-- DATASET EXCERPTS --
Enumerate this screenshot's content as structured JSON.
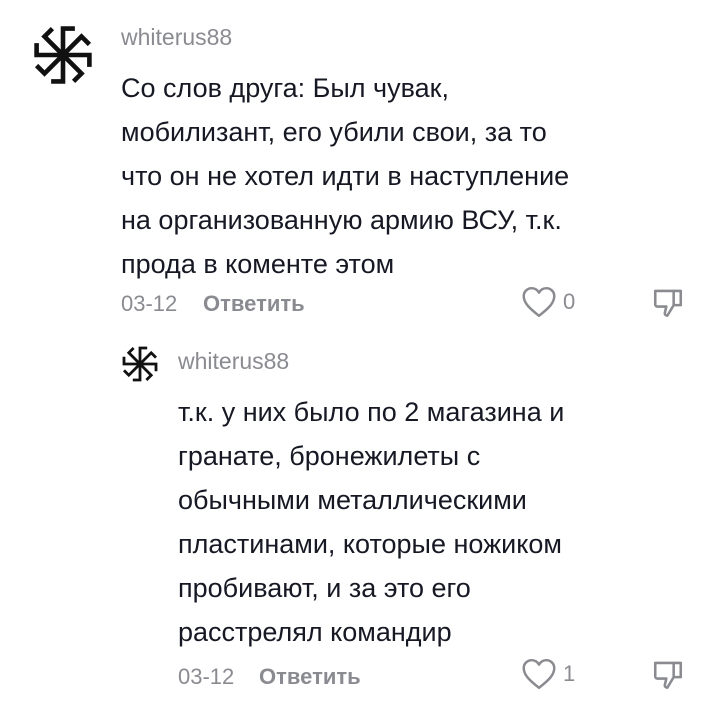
{
  "comments": [
    {
      "username": "whiterus88",
      "lines": [
        "Со слов друга: Был чувак,",
        "мобилизант, его убили свои, за то",
        "что он не хотел идти в наступление",
        "на организованную армию ВСУ, т.к.",
        "прода в коменте этом"
      ],
      "date": "03-12",
      "reply_label": "Ответить",
      "likes": "0"
    },
    {
      "username": "whiterus88",
      "lines": [
        "т.к. у них было по 2 магазина и",
        "гранате, бронежилеты с",
        "обычными металлическими",
        "пластинами, которые ножиком",
        "пробивают, и за это его",
        "расстрелял командир"
      ],
      "date": "03-12",
      "reply_label": "Ответить",
      "likes": "1"
    }
  ],
  "icons": {
    "avatar": "kolovrat-symbol-icon",
    "like": "heart-outline-icon",
    "dislike": "thumbs-down-icon"
  }
}
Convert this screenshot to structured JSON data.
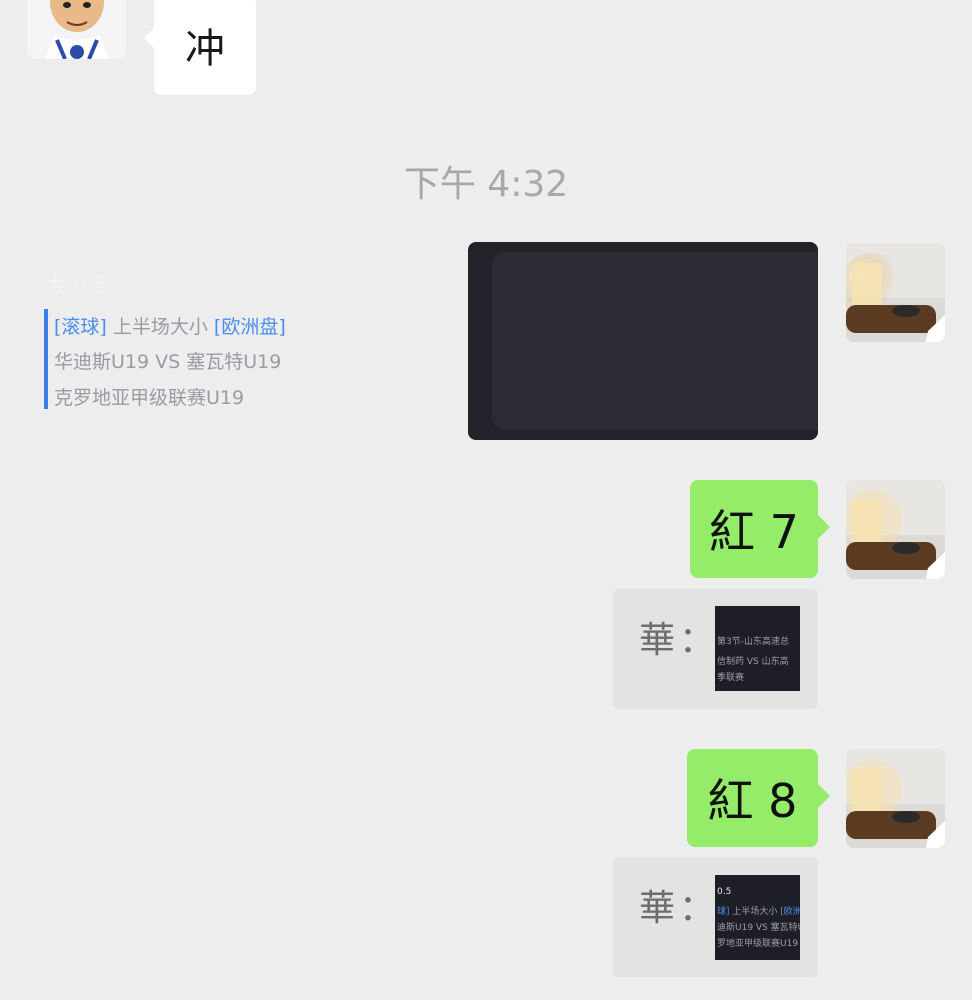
{
  "messages": {
    "incoming_1": {
      "text": "冲"
    },
    "time_label": "下午 4:32",
    "card": {
      "title": "大 0.5",
      "tag1": "[滚球]",
      "market": " 上半场大小 ",
      "tag2": "[欧洲盘]",
      "match": "华迪斯U19 VS 塞瓦特U19",
      "league": "克罗地亚甲级联赛U19"
    },
    "out_msg_1": {
      "text": "紅 7",
      "quote_sender": "華：",
      "quote_thumb": {
        "line1": "第3节-山东高速总",
        "line2": "信制药  VS  山东高",
        "line3": "季联赛"
      }
    },
    "out_msg_2": {
      "text": "紅 8",
      "quote_sender": "華：",
      "quote_thumb": {
        "line1": "0.5",
        "line2_tag": "球]",
        "line2_market": " 上半场大小 ",
        "line2_tag2": "[欧洲",
        "line3": "迪斯U19 VS 塞瓦特U1",
        "line4": "罗地亚甲级联赛U19"
      }
    }
  },
  "colors": {
    "background": "#ededed",
    "green_bubble": "#95ec69",
    "card_bg": "#22232a",
    "accent_blue": "#4a8df0"
  },
  "icons": {
    "incoming_avatar": "cartoon-man-avatar",
    "my_avatar": "candle-lamp-avatar"
  }
}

-- EXERCISE INSTRUCTIONS --
Transcribe all of the material exactly, leaving out whatever pictures it contains.

-- SOLUTION TO THIS PROBLEM --
Enumerate this screenshot's content as structured JSON.
{
  "comments": [
    {
      "username": "whiterus88",
      "lines": [
        "Со слов друга: Был чувак,",
        "мобилизант, его убили свои, за то",
        "что он не хотел идти в наступление",
        "на организованную армию ВСУ, т.к.",
        "прода в коменте этом"
      ],
      "date": "03-12",
      "reply_label": "Ответить",
      "likes": "0"
    },
    {
      "username": "whiterus88",
      "lines": [
        "т.к. у них было по 2 магазина и",
        "гранате, бронежилеты с",
        "обычными металлическими",
        "пластинами, которые ножиком",
        "пробивают, и за это его",
        "расстрелял командир"
      ],
      "date": "03-12",
      "reply_label": "Ответить",
      "likes": "1"
    }
  ],
  "icons": {
    "avatar": "kolovrat-symbol-icon",
    "like": "heart-outline-icon",
    "dislike": "thumbs-down-icon"
  }
}
Convert this screenshot to structured JSON data.
{
  "messages": {
    "incoming_1": {
      "text": "冲"
    },
    "time_label": "下午 4:32",
    "card": {
      "title": "大 0.5",
      "tag1": "[滚球]",
      "market": " 上半场大小 ",
      "tag2": "[欧洲盘]",
      "match": "华迪斯U19 VS 塞瓦特U19",
      "league": "克罗地亚甲级联赛U19"
    },
    "out_msg_1": {
      "text": "紅 7",
      "quote_sender": "華：",
      "quote_thumb": {
        "line1": "第3节-山东高速总",
        "line2": "信制药  VS  山东高",
        "line3": "季联赛"
      }
    },
    "out_msg_2": {
      "text": "紅 8",
      "quote_sender": "華：",
      "quote_thumb": {
        "line1": "0.5",
        "line2_tag": "球]",
        "line2_market": " 上半场大小 ",
        "line2_tag2": "[欧洲",
        "line3": "迪斯U19 VS 塞瓦特U1",
        "line4": "罗地亚甲级联赛U19"
      }
    }
  },
  "colors": {
    "background": "#ededed",
    "green_bubble": "#95ec69",
    "card_bg": "#22232a",
    "accent_blue": "#4a8df0"
  },
  "icons": {
    "incoming_avatar": "cartoon-man-avatar",
    "my_avatar": "candle-lamp-avatar"
  }
}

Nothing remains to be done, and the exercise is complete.